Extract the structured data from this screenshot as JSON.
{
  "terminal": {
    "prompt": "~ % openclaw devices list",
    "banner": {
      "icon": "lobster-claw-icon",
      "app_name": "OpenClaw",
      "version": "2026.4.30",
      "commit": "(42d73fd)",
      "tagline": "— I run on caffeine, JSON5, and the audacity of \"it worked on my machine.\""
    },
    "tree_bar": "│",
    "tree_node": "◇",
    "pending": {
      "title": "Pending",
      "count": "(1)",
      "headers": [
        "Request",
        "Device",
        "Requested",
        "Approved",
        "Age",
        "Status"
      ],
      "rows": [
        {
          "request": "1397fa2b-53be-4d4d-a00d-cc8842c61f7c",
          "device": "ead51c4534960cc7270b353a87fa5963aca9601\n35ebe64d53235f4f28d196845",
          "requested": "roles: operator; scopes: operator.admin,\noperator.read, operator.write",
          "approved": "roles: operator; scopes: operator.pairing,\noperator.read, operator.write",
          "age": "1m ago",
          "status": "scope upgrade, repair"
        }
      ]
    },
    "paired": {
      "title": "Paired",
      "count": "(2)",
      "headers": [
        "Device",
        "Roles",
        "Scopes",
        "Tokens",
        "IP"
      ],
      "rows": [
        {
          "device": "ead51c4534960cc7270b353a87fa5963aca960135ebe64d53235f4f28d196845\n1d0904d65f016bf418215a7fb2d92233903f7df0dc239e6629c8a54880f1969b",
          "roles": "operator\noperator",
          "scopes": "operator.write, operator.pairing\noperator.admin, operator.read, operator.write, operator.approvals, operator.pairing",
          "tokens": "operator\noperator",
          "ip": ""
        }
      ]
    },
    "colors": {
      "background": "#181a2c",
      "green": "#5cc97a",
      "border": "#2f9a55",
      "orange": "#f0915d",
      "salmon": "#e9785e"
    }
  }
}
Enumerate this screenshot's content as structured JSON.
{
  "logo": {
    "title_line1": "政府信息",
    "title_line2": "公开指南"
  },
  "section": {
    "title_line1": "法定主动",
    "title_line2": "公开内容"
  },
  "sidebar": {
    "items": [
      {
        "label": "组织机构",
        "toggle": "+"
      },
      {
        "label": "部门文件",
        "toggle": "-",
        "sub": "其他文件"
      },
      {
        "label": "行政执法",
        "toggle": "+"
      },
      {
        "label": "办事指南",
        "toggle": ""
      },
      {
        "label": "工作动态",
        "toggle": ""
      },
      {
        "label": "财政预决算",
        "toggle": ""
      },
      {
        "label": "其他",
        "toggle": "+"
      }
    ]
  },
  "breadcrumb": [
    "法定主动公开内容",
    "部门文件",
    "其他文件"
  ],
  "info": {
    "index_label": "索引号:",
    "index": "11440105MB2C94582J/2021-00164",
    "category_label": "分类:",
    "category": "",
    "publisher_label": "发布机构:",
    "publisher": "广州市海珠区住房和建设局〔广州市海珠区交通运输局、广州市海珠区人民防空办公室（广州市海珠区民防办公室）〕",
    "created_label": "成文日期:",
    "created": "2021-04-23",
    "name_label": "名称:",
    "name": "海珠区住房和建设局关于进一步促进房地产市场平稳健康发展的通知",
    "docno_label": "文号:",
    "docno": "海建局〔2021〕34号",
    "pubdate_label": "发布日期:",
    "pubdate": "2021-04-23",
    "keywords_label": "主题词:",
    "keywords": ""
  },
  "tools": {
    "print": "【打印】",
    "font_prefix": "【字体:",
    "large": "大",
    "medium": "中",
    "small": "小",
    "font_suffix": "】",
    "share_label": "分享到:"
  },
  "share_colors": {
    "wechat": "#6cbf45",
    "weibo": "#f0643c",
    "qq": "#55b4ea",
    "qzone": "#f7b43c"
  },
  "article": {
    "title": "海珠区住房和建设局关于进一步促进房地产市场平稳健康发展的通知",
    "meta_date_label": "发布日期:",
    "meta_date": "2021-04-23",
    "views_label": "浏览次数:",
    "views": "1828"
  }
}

□ □ □ □ □

▶ AIM
Repeat the records above exactly, from the first line to the last.

▶ EXERCISE RESULT
Extract the structured data from this screenshot as JSON.
{
  "terminal": {
    "prompt": "~ % openclaw devices list",
    "banner": {
      "icon": "lobster-claw-icon",
      "app_name": "OpenClaw",
      "version": "2026.4.30",
      "commit": "(42d73fd)",
      "tagline": "— I run on caffeine, JSON5, and the audacity of \"it worked on my machine.\""
    },
    "tree_bar": "│",
    "tree_node": "◇",
    "pending": {
      "title": "Pending",
      "count": "(1)",
      "headers": [
        "Request",
        "Device",
        "Requested",
        "Approved",
        "Age",
        "Status"
      ],
      "rows": [
        {
          "request": "1397fa2b-53be-4d4d-a00d-cc8842c61f7c",
          "device": "ead51c4534960cc7270b353a87fa5963aca9601\n35ebe64d53235f4f28d196845",
          "requested": "roles: operator; scopes: operator.admin,\noperator.read, operator.write",
          "approved": "roles: operator; scopes: operator.pairing,\noperator.read, operator.write",
          "age": "1m ago",
          "status": "scope upgrade, repair"
        }
      ]
    },
    "paired": {
      "title": "Paired",
      "count": "(2)",
      "headers": [
        "Device",
        "Roles",
        "Scopes",
        "Tokens",
        "IP"
      ],
      "rows": [
        {
          "device": "ead51c4534960cc7270b353a87fa5963aca960135ebe64d53235f4f28d196845\n1d0904d65f016bf418215a7fb2d92233903f7df0dc239e6629c8a54880f1969b",
          "roles": "operator\noperator",
          "scopes": "operator.write, operator.pairing\noperator.admin, operator.read, operator.write, operator.approvals, operator.pairing",
          "tokens": "operator\noperator",
          "ip": ""
        }
      ]
    },
    "colors": {
      "background": "#181a2c",
      "green": "#5cc97a",
      "border": "#2f9a55",
      "orange": "#f0915d",
      "salmon": "#e9785e"
    }
  }
}
Enumerate this screenshot's content as structured JSON.
{
  "logo": {
    "title_line1": "政府信息",
    "title_line2": "公开指南"
  },
  "section": {
    "title_line1": "法定主动",
    "title_line2": "公开内容"
  },
  "sidebar": {
    "items": [
      {
        "label": "组织机构",
        "toggle": "+"
      },
      {
        "label": "部门文件",
        "toggle": "-",
        "sub": "其他文件"
      },
      {
        "label": "行政执法",
        "toggle": "+"
      },
      {
        "label": "办事指南",
        "toggle": ""
      },
      {
        "label": "工作动态",
        "toggle": ""
      },
      {
        "label": "财政预决算",
        "toggle": ""
      },
      {
        "label": "其他",
        "toggle": "+"
      }
    ]
  },
  "breadcrumb": [
    "法定主动公开内容",
    "部门文件",
    "其他文件"
  ],
  "info": {
    "index_label": "索引号:",
    "index": "11440105MB2C94582J/2021-00164",
    "category_label": "分类:",
    "category": "",
    "publisher_label": "发布机构:",
    "publisher": "广州市海珠区住房和建设局〔广州市海珠区交通运输局、广州市海珠区人民防空办公室（广州市海珠区民防办公室）〕",
    "created_label": "成文日期:",
    "created": "2021-04-23",
    "name_label": "名称:",
    "name": "海珠区住房和建设局关于进一步促进房地产市场平稳健康发展的通知",
    "docno_label": "文号:",
    "docno": "海建局〔2021〕34号",
    "pubdate_label": "发布日期:",
    "pubdate": "2021-04-23",
    "keywords_label": "主题词:",
    "keywords": ""
  },
  "tools": {
    "print": "【打印】",
    "font_prefix": "【字体:",
    "large": "大",
    "medium": "中",
    "small": "小",
    "font_suffix": "】",
    "share_label": "分享到:"
  },
  "share_colors": {
    "wechat": "#6cbf45",
    "weibo": "#f0643c",
    "qq": "#55b4ea",
    "qzone": "#f7b43c"
  },
  "article": {
    "title": "海珠区住房和建设局关于进一步促进房地产市场平稳健康发展的通知",
    "meta_date_label": "发布日期:",
    "meta_date": "2021-04-23",
    "views_label": "浏览次数:",
    "views": "1828"
  }
}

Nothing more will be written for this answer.